Written problem. Count the lines below that contain the word "JSON". Give only the number.

• • • • • • •

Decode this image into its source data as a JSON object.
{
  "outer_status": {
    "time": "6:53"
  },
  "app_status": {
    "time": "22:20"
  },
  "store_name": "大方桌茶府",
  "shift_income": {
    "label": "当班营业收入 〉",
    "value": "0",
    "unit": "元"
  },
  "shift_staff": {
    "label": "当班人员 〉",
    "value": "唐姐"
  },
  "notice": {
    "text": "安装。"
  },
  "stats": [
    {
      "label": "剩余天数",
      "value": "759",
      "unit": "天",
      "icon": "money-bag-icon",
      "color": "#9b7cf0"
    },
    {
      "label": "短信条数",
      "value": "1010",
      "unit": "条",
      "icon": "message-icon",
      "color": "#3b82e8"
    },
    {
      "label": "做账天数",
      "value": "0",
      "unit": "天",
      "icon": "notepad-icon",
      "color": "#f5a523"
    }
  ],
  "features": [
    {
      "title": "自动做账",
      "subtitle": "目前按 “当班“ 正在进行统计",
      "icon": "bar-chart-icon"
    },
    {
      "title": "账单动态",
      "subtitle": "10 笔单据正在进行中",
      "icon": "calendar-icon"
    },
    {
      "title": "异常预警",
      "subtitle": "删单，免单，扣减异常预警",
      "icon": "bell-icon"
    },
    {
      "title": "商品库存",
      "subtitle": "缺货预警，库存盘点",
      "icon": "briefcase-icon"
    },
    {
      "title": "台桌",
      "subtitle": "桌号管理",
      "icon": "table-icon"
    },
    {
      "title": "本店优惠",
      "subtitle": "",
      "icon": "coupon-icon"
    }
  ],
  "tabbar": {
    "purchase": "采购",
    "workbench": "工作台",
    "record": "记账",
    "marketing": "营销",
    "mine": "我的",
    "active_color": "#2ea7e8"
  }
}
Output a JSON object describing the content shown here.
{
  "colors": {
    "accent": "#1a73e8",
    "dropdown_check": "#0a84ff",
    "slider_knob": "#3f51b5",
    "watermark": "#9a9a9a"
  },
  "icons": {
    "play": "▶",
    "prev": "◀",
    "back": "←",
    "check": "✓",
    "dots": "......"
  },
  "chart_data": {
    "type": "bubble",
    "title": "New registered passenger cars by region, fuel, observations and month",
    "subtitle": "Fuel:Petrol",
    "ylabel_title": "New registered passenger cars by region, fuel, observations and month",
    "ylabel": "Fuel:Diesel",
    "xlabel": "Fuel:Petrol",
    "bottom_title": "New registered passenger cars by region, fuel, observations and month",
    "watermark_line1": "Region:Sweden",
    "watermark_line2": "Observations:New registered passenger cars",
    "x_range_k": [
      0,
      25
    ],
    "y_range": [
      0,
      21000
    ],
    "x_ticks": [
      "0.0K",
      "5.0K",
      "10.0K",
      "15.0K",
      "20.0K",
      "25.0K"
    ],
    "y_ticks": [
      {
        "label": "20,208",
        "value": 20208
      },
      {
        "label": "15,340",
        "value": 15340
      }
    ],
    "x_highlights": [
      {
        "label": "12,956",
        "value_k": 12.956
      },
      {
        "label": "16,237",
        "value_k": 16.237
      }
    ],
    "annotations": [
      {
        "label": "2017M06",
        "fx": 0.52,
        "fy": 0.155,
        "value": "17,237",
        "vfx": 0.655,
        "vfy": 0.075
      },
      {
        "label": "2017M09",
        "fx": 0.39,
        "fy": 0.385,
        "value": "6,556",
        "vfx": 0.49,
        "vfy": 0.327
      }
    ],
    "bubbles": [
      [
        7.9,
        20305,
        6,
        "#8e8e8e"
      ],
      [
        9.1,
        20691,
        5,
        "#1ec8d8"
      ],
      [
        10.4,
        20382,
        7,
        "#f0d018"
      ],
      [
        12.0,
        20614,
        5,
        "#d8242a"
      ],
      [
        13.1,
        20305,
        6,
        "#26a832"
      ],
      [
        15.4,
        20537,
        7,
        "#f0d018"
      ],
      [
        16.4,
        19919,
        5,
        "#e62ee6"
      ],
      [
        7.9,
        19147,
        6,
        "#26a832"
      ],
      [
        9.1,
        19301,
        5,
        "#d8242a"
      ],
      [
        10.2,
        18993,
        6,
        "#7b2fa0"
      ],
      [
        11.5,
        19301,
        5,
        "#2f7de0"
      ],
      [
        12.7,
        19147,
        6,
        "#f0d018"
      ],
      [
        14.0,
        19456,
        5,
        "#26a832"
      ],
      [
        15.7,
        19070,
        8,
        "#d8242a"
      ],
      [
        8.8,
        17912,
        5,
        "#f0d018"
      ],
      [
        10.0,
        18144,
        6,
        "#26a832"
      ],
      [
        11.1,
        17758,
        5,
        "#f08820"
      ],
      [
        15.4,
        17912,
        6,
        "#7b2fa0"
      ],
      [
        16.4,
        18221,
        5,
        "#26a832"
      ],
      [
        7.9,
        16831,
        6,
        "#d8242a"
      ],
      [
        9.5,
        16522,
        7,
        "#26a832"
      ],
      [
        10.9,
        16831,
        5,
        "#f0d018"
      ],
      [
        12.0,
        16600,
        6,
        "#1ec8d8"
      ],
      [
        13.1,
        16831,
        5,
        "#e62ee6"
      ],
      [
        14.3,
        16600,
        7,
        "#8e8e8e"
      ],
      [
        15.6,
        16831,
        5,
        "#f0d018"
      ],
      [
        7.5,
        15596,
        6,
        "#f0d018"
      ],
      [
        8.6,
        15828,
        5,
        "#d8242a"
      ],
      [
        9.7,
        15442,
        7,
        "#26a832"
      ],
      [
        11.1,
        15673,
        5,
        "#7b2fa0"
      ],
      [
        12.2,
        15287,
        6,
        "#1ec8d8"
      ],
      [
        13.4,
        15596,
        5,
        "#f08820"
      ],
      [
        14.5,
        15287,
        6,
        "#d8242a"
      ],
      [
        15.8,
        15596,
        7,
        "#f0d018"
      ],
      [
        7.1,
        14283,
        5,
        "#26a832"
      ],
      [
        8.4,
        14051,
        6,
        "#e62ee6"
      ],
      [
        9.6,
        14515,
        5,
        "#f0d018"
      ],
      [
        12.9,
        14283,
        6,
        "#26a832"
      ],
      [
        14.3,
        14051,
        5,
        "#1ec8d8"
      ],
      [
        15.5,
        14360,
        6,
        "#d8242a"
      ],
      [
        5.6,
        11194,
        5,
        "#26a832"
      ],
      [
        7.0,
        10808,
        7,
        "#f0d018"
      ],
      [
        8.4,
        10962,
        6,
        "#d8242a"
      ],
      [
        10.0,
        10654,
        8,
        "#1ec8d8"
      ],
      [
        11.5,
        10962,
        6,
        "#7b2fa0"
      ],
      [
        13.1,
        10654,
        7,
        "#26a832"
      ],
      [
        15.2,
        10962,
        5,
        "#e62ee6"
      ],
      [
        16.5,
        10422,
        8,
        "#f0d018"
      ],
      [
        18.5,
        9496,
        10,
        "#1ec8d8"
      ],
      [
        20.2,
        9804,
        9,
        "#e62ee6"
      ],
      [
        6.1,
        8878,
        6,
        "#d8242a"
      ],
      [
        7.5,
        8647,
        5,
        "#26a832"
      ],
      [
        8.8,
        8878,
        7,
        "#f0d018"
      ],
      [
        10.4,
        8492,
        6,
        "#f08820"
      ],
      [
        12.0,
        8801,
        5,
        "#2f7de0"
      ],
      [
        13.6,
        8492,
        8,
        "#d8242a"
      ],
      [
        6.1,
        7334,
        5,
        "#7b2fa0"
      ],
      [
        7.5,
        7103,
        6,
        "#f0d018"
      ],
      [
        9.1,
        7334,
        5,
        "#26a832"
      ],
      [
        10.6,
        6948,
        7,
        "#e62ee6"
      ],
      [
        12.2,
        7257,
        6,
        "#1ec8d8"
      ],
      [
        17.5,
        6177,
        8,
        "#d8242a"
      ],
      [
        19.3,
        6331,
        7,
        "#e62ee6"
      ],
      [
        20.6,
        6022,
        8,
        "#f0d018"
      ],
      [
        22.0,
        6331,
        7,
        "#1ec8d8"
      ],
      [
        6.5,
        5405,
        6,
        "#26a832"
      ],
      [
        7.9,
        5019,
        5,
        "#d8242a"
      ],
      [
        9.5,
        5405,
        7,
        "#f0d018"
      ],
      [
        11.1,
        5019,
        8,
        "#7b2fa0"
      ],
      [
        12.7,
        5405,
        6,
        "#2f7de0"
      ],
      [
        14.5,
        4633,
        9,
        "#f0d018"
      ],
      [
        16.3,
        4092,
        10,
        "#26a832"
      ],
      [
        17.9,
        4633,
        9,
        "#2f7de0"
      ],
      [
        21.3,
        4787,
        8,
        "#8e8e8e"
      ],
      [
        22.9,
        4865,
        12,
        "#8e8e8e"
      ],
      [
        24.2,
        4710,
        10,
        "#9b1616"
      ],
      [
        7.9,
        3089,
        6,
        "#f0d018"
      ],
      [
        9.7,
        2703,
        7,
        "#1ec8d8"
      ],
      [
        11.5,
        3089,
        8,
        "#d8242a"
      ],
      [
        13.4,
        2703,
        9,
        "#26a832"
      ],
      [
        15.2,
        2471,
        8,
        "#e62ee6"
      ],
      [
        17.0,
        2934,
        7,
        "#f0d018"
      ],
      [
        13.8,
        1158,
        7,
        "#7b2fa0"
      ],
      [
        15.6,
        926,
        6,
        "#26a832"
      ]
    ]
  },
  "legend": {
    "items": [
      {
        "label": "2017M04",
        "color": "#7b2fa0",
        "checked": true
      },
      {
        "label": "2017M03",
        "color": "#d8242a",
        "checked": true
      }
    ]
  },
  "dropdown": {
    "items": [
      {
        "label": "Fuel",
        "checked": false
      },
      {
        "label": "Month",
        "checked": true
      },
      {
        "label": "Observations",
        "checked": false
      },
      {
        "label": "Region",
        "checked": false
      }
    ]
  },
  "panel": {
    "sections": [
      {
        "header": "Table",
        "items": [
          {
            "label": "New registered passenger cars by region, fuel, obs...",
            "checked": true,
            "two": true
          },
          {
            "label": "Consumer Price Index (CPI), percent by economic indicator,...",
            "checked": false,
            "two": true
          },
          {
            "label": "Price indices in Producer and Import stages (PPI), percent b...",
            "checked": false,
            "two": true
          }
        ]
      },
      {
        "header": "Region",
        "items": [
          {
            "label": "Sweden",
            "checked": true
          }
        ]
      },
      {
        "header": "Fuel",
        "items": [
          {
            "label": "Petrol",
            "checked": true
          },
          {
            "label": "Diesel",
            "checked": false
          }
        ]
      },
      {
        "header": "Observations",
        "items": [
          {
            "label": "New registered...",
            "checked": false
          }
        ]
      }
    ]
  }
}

• • • • • • •

Expected output. 2